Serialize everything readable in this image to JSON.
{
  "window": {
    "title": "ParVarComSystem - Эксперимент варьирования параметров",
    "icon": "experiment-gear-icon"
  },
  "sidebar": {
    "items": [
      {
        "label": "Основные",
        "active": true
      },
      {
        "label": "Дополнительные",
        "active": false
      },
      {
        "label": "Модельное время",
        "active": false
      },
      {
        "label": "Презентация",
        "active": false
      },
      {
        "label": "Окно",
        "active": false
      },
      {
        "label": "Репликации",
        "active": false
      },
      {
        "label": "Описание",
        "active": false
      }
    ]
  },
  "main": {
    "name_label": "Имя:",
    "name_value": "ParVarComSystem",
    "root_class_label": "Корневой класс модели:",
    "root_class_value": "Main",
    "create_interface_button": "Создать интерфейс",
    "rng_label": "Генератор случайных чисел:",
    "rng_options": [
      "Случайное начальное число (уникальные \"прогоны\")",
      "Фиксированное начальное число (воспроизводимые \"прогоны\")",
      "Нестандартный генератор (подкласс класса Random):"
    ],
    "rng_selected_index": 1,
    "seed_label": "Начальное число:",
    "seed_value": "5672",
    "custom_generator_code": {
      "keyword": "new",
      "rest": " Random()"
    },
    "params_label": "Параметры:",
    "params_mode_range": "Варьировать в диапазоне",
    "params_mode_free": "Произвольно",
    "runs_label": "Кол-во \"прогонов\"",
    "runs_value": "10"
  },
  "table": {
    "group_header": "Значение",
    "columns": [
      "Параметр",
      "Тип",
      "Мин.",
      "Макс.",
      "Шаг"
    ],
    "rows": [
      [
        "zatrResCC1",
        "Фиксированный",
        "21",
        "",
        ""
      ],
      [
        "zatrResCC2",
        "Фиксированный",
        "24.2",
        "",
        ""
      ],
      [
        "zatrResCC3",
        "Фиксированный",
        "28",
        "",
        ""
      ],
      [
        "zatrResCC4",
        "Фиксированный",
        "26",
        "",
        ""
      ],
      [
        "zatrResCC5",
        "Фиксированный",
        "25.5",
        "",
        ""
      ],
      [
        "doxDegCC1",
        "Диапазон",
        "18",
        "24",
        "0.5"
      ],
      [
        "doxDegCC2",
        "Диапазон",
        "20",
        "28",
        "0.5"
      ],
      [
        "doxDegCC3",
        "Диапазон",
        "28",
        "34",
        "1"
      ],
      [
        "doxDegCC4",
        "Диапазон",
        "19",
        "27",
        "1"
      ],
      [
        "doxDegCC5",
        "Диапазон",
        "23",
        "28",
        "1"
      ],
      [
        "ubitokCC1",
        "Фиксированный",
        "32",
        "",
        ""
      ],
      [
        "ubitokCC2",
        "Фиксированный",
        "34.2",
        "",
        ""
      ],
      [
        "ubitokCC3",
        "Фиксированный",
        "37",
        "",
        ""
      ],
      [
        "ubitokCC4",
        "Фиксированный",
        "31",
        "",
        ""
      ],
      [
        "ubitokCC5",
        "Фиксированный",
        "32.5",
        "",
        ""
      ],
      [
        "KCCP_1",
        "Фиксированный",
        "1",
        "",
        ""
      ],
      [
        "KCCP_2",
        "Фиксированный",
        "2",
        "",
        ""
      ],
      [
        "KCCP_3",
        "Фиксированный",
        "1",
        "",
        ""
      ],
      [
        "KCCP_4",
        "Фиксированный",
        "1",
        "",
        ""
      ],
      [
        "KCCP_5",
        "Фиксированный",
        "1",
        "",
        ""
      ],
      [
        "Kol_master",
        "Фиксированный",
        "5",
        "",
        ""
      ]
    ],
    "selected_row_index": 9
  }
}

▶ **PROBLEM TO WORK ON**
Copy out the whole listing exactly.

▶ **WRITTEN ANSWER**
Serialize everything readable in this image to JSON.
{
  "window": {
    "title": "ParVarComSystem - Эксперимент варьирования параметров",
    "icon": "experiment-gear-icon"
  },
  "sidebar": {
    "items": [
      {
        "label": "Основные",
        "active": true
      },
      {
        "label": "Дополнительные",
        "active": false
      },
      {
        "label": "Модельное время",
        "active": false
      },
      {
        "label": "Презентация",
        "active": false
      },
      {
        "label": "Окно",
        "active": false
      },
      {
        "label": "Репликации",
        "active": false
      },
      {
        "label": "Описание",
        "active": false
      }
    ]
  },
  "main": {
    "name_label": "Имя:",
    "name_value": "ParVarComSystem",
    "root_class_label": "Корневой класс модели:",
    "root_class_value": "Main",
    "create_interface_button": "Создать интерфейс",
    "rng_label": "Генератор случайных чисел:",
    "rng_options": [
      "Случайное начальное число (уникальные \"прогоны\")",
      "Фиксированное начальное число (воспроизводимые \"прогоны\")",
      "Нестандартный генератор (подкласс класса Random):"
    ],
    "rng_selected_index": 1,
    "seed_label": "Начальное число:",
    "seed_value": "5672",
    "custom_generator_code": {
      "keyword": "new",
      "rest": " Random()"
    },
    "params_label": "Параметры:",
    "params_mode_range": "Варьировать в диапазоне",
    "params_mode_free": "Произвольно",
    "runs_label": "Кол-во \"прогонов\"",
    "runs_value": "10"
  },
  "table": {
    "group_header": "Значение",
    "columns": [
      "Параметр",
      "Тип",
      "Мин.",
      "Макс.",
      "Шаг"
    ],
    "rows": [
      [
        "zatrResCC1",
        "Фиксированный",
        "21",
        "",
        ""
      ],
      [
        "zatrResCC2",
        "Фиксированный",
        "24.2",
        "",
        ""
      ],
      [
        "zatrResCC3",
        "Фиксированный",
        "28",
        "",
        ""
      ],
      [
        "zatrResCC4",
        "Фиксированный",
        "26",
        "",
        ""
      ],
      [
        "zatrResCC5",
        "Фиксированный",
        "25.5",
        "",
        ""
      ],
      [
        "doxDegCC1",
        "Диапазон",
        "18",
        "24",
        "0.5"
      ],
      [
        "doxDegCC2",
        "Диапазон",
        "20",
        "28",
        "0.5"
      ],
      [
        "doxDegCC3",
        "Диапазон",
        "28",
        "34",
        "1"
      ],
      [
        "doxDegCC4",
        "Диапазон",
        "19",
        "27",
        "1"
      ],
      [
        "doxDegCC5",
        "Диапазон",
        "23",
        "28",
        "1"
      ],
      [
        "ubitokCC1",
        "Фиксированный",
        "32",
        "",
        ""
      ],
      [
        "ubitokCC2",
        "Фиксированный",
        "34.2",
        "",
        ""
      ],
      [
        "ubitokCC3",
        "Фиксированный",
        "37",
        "",
        ""
      ],
      [
        "ubitokCC4",
        "Фиксированный",
        "31",
        "",
        ""
      ],
      [
        "ubitokCC5",
        "Фиксированный",
        "32.5",
        "",
        ""
      ],
      [
        "KCCP_1",
        "Фиксированный",
        "1",
        "",
        ""
      ],
      [
        "KCCP_2",
        "Фиксированный",
        "2",
        "",
        ""
      ],
      [
        "KCCP_3",
        "Фиксированный",
        "1",
        "",
        ""
      ],
      [
        "KCCP_4",
        "Фиксированный",
        "1",
        "",
        ""
      ],
      [
        "KCCP_5",
        "Фиксированный",
        "1",
        "",
        ""
      ],
      [
        "Kol_master",
        "Фиксированный",
        "5",
        "",
        ""
      ]
    ],
    "selected_row_index": 9
  }
}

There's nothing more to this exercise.